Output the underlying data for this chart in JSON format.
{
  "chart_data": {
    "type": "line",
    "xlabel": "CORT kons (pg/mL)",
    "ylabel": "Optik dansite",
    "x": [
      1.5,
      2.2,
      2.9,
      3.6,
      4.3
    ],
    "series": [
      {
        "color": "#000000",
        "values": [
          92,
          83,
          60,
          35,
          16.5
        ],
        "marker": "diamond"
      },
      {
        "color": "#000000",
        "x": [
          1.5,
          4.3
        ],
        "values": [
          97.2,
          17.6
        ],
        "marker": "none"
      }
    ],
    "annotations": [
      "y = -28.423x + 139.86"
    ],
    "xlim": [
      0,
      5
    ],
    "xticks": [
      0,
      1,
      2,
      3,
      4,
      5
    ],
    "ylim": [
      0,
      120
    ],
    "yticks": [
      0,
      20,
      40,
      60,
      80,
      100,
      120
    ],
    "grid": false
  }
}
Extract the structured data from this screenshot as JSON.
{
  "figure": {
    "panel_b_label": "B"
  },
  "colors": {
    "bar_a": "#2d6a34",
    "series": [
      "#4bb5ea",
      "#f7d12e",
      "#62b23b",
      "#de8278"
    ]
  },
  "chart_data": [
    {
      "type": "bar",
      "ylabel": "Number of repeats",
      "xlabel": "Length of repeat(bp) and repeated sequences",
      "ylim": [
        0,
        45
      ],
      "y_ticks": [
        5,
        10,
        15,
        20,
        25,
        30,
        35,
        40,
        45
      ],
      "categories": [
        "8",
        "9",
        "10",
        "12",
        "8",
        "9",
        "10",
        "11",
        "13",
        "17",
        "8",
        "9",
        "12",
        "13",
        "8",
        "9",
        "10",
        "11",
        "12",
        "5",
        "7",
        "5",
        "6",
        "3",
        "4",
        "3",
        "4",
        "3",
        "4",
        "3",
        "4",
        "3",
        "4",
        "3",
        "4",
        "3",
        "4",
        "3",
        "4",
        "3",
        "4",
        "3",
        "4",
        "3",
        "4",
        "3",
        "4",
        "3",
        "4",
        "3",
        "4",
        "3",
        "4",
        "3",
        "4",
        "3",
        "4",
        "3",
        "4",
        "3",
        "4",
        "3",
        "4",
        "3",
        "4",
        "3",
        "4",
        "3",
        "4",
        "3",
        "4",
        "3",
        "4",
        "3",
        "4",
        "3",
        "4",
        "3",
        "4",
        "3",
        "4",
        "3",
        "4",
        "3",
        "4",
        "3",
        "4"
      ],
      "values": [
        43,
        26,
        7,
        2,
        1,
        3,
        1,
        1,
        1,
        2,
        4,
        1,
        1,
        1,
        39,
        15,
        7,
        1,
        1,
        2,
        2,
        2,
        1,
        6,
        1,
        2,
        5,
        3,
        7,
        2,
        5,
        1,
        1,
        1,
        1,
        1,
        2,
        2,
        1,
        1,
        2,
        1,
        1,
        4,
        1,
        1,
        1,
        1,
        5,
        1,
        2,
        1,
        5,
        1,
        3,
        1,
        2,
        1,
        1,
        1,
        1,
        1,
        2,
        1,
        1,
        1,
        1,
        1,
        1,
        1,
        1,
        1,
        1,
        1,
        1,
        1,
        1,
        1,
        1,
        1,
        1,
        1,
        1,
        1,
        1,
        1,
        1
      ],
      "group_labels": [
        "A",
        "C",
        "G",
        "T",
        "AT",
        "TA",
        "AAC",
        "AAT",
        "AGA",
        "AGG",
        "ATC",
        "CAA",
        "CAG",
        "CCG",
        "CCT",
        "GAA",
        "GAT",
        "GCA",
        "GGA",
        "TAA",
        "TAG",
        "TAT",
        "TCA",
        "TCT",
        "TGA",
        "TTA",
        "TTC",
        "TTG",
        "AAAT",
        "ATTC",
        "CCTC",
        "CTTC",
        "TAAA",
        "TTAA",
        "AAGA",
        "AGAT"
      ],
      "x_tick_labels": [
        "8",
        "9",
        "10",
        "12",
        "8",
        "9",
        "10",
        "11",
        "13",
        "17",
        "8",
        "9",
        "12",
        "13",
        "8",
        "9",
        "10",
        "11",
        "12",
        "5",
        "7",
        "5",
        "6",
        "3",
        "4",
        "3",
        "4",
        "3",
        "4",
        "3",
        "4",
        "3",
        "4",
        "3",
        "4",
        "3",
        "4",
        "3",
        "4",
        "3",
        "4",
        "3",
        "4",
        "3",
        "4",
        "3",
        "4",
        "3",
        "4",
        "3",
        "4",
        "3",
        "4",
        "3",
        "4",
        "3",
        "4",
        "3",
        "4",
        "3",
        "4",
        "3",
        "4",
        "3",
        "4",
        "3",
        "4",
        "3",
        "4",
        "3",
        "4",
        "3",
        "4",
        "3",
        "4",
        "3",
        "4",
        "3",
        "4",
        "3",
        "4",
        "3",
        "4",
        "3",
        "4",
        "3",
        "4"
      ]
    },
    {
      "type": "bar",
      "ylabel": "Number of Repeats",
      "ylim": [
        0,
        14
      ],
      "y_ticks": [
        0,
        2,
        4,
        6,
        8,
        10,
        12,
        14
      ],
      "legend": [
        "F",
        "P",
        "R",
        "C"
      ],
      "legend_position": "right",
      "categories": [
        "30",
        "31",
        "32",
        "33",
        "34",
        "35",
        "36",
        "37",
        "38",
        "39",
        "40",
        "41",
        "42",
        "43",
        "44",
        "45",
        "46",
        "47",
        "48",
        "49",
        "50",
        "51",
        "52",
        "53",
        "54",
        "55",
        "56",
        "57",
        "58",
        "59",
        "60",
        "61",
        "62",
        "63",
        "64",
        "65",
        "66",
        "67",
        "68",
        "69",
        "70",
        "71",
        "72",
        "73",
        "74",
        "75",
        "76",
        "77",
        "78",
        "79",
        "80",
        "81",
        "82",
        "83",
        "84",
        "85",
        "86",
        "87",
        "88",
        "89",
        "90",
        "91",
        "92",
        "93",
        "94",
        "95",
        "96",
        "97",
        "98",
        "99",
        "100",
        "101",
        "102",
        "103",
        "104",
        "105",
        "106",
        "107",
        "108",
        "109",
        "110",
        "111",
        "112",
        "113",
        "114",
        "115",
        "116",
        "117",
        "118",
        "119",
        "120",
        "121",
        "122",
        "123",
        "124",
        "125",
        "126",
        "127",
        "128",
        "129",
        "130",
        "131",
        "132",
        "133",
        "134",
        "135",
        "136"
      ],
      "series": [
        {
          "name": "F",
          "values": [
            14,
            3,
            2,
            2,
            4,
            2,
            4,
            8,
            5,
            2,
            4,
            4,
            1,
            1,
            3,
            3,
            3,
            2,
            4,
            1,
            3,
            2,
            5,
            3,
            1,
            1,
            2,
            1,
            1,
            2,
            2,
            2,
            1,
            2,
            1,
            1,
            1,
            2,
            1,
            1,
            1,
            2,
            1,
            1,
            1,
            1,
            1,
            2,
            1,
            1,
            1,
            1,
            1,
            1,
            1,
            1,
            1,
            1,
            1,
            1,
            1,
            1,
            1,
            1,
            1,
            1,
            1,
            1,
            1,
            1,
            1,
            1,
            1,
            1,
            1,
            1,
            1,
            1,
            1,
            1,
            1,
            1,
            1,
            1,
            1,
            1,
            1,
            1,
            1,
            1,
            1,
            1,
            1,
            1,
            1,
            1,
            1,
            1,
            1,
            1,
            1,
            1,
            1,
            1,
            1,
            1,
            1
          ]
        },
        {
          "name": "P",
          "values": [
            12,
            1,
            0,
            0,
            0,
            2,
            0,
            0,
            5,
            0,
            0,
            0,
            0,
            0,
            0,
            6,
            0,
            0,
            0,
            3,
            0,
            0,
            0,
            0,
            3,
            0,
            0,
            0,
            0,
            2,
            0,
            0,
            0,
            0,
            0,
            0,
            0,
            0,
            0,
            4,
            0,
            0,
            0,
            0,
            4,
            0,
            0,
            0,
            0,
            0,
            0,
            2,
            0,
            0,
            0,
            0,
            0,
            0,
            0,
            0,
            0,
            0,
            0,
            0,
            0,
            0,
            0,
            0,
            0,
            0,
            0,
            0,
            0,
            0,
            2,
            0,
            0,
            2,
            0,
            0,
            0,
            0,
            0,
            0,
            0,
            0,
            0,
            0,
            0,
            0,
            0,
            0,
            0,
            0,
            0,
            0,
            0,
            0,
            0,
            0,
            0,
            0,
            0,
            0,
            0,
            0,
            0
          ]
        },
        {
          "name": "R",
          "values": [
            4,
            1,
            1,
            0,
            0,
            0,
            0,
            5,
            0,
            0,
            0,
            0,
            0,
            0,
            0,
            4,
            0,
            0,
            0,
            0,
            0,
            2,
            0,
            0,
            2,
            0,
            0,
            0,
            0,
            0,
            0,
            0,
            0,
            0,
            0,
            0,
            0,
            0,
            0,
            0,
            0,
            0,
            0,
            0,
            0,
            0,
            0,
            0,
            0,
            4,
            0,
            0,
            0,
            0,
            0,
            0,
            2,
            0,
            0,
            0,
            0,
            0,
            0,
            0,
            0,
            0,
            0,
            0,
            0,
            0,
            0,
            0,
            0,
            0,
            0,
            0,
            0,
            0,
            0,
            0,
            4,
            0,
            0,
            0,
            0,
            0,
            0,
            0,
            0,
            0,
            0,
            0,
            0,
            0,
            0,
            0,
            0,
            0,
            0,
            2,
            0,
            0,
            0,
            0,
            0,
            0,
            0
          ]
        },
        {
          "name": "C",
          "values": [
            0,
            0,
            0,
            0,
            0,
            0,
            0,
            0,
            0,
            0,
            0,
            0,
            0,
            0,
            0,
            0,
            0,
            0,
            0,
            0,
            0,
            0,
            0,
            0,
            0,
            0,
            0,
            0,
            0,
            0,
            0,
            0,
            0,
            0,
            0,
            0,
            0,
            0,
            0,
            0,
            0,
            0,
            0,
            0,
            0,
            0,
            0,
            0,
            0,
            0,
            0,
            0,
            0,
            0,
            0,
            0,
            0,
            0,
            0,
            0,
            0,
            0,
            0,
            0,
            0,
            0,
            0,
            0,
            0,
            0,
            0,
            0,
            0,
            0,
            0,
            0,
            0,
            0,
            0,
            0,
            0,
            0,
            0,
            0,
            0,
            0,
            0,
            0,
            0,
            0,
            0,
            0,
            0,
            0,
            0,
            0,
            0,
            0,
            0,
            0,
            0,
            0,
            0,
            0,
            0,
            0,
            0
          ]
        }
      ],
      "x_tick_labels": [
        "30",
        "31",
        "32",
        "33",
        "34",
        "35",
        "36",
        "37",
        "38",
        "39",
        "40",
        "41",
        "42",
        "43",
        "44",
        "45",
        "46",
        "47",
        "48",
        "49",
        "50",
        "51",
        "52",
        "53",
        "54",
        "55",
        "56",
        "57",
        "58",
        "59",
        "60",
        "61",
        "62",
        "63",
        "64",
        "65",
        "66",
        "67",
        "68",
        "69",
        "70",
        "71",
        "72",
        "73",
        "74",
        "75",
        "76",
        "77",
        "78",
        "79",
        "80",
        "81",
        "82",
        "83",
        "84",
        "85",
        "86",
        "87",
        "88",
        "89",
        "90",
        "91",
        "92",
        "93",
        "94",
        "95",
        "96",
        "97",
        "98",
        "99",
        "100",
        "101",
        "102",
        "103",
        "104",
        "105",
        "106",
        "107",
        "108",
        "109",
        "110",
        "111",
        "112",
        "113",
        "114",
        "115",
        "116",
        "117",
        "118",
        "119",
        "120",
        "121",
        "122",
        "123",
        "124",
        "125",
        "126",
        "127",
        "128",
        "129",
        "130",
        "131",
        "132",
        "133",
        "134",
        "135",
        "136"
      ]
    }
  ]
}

= SHORT EXERCISE =
Pick out, from the lines above, every one that contains the string "Number".

= WORKED ANSWER =
      "ylabel": "Number of repeats",
      "ylabel": "Number of Repeats",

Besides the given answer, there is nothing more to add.